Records
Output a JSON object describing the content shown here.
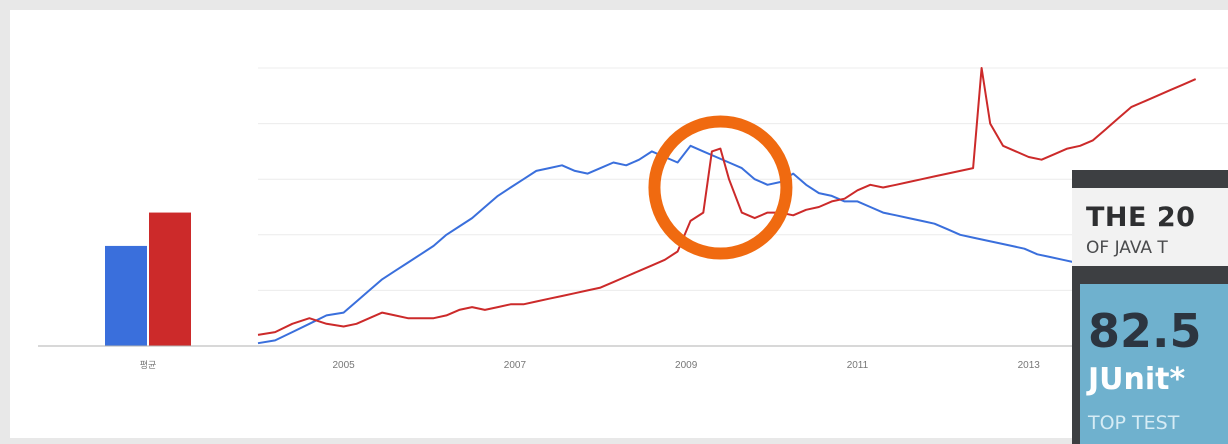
{
  "chart_data": {
    "type": "line",
    "title": "",
    "xlabel": "",
    "ylabel": "",
    "x_ticks": [
      "2005",
      "2007",
      "2009",
      "2011",
      "2013"
    ],
    "xlim": [
      2004.0,
      2015.0
    ],
    "ylim": [
      0,
      100
    ],
    "grid": true,
    "colors": {
      "blue": "#3a6fdc",
      "red": "#cc2a2a",
      "highlight": "#f06a10"
    },
    "average": {
      "label": "평균",
      "values": [
        36,
        48
      ]
    },
    "series": [
      {
        "color": "#3a6fdc",
        "x": [
          2004.0,
          2004.2,
          2004.4,
          2004.6,
          2004.8,
          2005.0,
          2005.15,
          2005.3,
          2005.45,
          2005.6,
          2005.75,
          2005.9,
          2006.05,
          2006.2,
          2006.35,
          2006.5,
          2006.65,
          2006.8,
          2006.95,
          2007.1,
          2007.25,
          2007.4,
          2007.55,
          2007.7,
          2007.85,
          2008.0,
          2008.15,
          2008.3,
          2008.45,
          2008.6,
          2008.75,
          2008.9,
          2009.05,
          2009.2,
          2009.35,
          2009.5,
          2009.65,
          2009.8,
          2009.95,
          2010.1,
          2010.25,
          2010.4,
          2010.55,
          2010.7,
          2010.85,
          2011.0,
          2011.15,
          2011.3,
          2011.45,
          2011.6,
          2011.75,
          2011.9,
          2012.05,
          2012.2,
          2012.35,
          2012.5,
          2012.65,
          2012.8,
          2012.95,
          2013.1,
          2013.25,
          2013.4,
          2013.55,
          2013.7,
          2013.85,
          2014.0,
          2014.15,
          2014.3,
          2014.45,
          2014.6,
          2014.75,
          2014.95
        ],
        "y": [
          1,
          2,
          5,
          8,
          11,
          12,
          16,
          20,
          24,
          27,
          30,
          33,
          36,
          40,
          43,
          46,
          50,
          54,
          57,
          60,
          63,
          64,
          65,
          63,
          62,
          64,
          66,
          65,
          67,
          70,
          68,
          66,
          72,
          70,
          68,
          66,
          64,
          60,
          58,
          59,
          62,
          58,
          55,
          54,
          52,
          52,
          50,
          48,
          47,
          46,
          45,
          44,
          42,
          40,
          39,
          38,
          37,
          36,
          35,
          33,
          32,
          31,
          30,
          30,
          29,
          28,
          27,
          26,
          26,
          25,
          24,
          23
        ]
      },
      {
        "color": "#cc2a2a",
        "x": [
          2004.0,
          2004.2,
          2004.4,
          2004.6,
          2004.8,
          2005.0,
          2005.15,
          2005.3,
          2005.45,
          2005.6,
          2005.75,
          2005.9,
          2006.05,
          2006.2,
          2006.35,
          2006.5,
          2006.65,
          2006.8,
          2006.95,
          2007.1,
          2007.25,
          2007.4,
          2007.55,
          2007.7,
          2007.85,
          2008.0,
          2008.15,
          2008.3,
          2008.45,
          2008.6,
          2008.75,
          2008.9,
          2009.05,
          2009.2,
          2009.3,
          2009.4,
          2009.5,
          2009.65,
          2009.8,
          2009.95,
          2010.1,
          2010.25,
          2010.4,
          2010.55,
          2010.7,
          2010.85,
          2011.0,
          2011.15,
          2011.3,
          2011.45,
          2011.6,
          2011.75,
          2011.9,
          2012.05,
          2012.2,
          2012.35,
          2012.45,
          2012.55,
          2012.7,
          2012.85,
          2013.0,
          2013.15,
          2013.3,
          2013.45,
          2013.6,
          2013.75,
          2013.9,
          2014.05,
          2014.2,
          2014.35,
          2014.5,
          2014.65,
          2014.8,
          2014.95
        ],
        "y": [
          4,
          5,
          8,
          10,
          8,
          7,
          8,
          10,
          12,
          11,
          10,
          10,
          10,
          11,
          13,
          14,
          13,
          14,
          15,
          15,
          16,
          17,
          18,
          19,
          20,
          21,
          23,
          25,
          27,
          29,
          31,
          34,
          45,
          48,
          70,
          71,
          60,
          48,
          46,
          48,
          48,
          47,
          49,
          50,
          52,
          53,
          56,
          58,
          57,
          58,
          59,
          60,
          61,
          62,
          63,
          64,
          100,
          80,
          72,
          70,
          68,
          67,
          69,
          71,
          72,
          74,
          78,
          82,
          86,
          88,
          90,
          92,
          94,
          96
        ]
      }
    ],
    "annotation": {
      "type": "circle",
      "x": 2009.4,
      "y": 57
    }
  },
  "infographic": {
    "title": "THE 20",
    "subtitle": "OF JAVA T",
    "percent": "82.5",
    "tool": "JUnit*",
    "caption": "TOP TEST"
  }
}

■ **TASK INSTRUCTIONS**
Print the records above exactly as they stand, but leave out the pictures.

■ **RESPONSE FOR THIS EXERCISE**
Output a JSON object describing the content shown here.
{
  "chart_data": {
    "type": "line",
    "title": "",
    "xlabel": "",
    "ylabel": "",
    "x_ticks": [
      "2005",
      "2007",
      "2009",
      "2011",
      "2013"
    ],
    "xlim": [
      2004.0,
      2015.0
    ],
    "ylim": [
      0,
      100
    ],
    "grid": true,
    "colors": {
      "blue": "#3a6fdc",
      "red": "#cc2a2a",
      "highlight": "#f06a10"
    },
    "average": {
      "label": "평균",
      "values": [
        36,
        48
      ]
    },
    "series": [
      {
        "color": "#3a6fdc",
        "x": [
          2004.0,
          2004.2,
          2004.4,
          2004.6,
          2004.8,
          2005.0,
          2005.15,
          2005.3,
          2005.45,
          2005.6,
          2005.75,
          2005.9,
          2006.05,
          2006.2,
          2006.35,
          2006.5,
          2006.65,
          2006.8,
          2006.95,
          2007.1,
          2007.25,
          2007.4,
          2007.55,
          2007.7,
          2007.85,
          2008.0,
          2008.15,
          2008.3,
          2008.45,
          2008.6,
          2008.75,
          2008.9,
          2009.05,
          2009.2,
          2009.35,
          2009.5,
          2009.65,
          2009.8,
          2009.95,
          2010.1,
          2010.25,
          2010.4,
          2010.55,
          2010.7,
          2010.85,
          2011.0,
          2011.15,
          2011.3,
          2011.45,
          2011.6,
          2011.75,
          2011.9,
          2012.05,
          2012.2,
          2012.35,
          2012.5,
          2012.65,
          2012.8,
          2012.95,
          2013.1,
          2013.25,
          2013.4,
          2013.55,
          2013.7,
          2013.85,
          2014.0,
          2014.15,
          2014.3,
          2014.45,
          2014.6,
          2014.75,
          2014.95
        ],
        "y": [
          1,
          2,
          5,
          8,
          11,
          12,
          16,
          20,
          24,
          27,
          30,
          33,
          36,
          40,
          43,
          46,
          50,
          54,
          57,
          60,
          63,
          64,
          65,
          63,
          62,
          64,
          66,
          65,
          67,
          70,
          68,
          66,
          72,
          70,
          68,
          66,
          64,
          60,
          58,
          59,
          62,
          58,
          55,
          54,
          52,
          52,
          50,
          48,
          47,
          46,
          45,
          44,
          42,
          40,
          39,
          38,
          37,
          36,
          35,
          33,
          32,
          31,
          30,
          30,
          29,
          28,
          27,
          26,
          26,
          25,
          24,
          23
        ]
      },
      {
        "color": "#cc2a2a",
        "x": [
          2004.0,
          2004.2,
          2004.4,
          2004.6,
          2004.8,
          2005.0,
          2005.15,
          2005.3,
          2005.45,
          2005.6,
          2005.75,
          2005.9,
          2006.05,
          2006.2,
          2006.35,
          2006.5,
          2006.65,
          2006.8,
          2006.95,
          2007.1,
          2007.25,
          2007.4,
          2007.55,
          2007.7,
          2007.85,
          2008.0,
          2008.15,
          2008.3,
          2008.45,
          2008.6,
          2008.75,
          2008.9,
          2009.05,
          2009.2,
          2009.3,
          2009.4,
          2009.5,
          2009.65,
          2009.8,
          2009.95,
          2010.1,
          2010.25,
          2010.4,
          2010.55,
          2010.7,
          2010.85,
          2011.0,
          2011.15,
          2011.3,
          2011.45,
          2011.6,
          2011.75,
          2011.9,
          2012.05,
          2012.2,
          2012.35,
          2012.45,
          2012.55,
          2012.7,
          2012.85,
          2013.0,
          2013.15,
          2013.3,
          2013.45,
          2013.6,
          2013.75,
          2013.9,
          2014.05,
          2014.2,
          2014.35,
          2014.5,
          2014.65,
          2014.8,
          2014.95
        ],
        "y": [
          4,
          5,
          8,
          10,
          8,
          7,
          8,
          10,
          12,
          11,
          10,
          10,
          10,
          11,
          13,
          14,
          13,
          14,
          15,
          15,
          16,
          17,
          18,
          19,
          20,
          21,
          23,
          25,
          27,
          29,
          31,
          34,
          45,
          48,
          70,
          71,
          60,
          48,
          46,
          48,
          48,
          47,
          49,
          50,
          52,
          53,
          56,
          58,
          57,
          58,
          59,
          60,
          61,
          62,
          63,
          64,
          100,
          80,
          72,
          70,
          68,
          67,
          69,
          71,
          72,
          74,
          78,
          82,
          86,
          88,
          90,
          92,
          94,
          96
        ]
      }
    ],
    "annotation": {
      "type": "circle",
      "x": 2009.4,
      "y": 57
    }
  },
  "infographic": {
    "title": "THE 20",
    "subtitle": "OF JAVA T",
    "percent": "82.5",
    "tool": "JUnit*",
    "caption": "TOP TEST"
  }
}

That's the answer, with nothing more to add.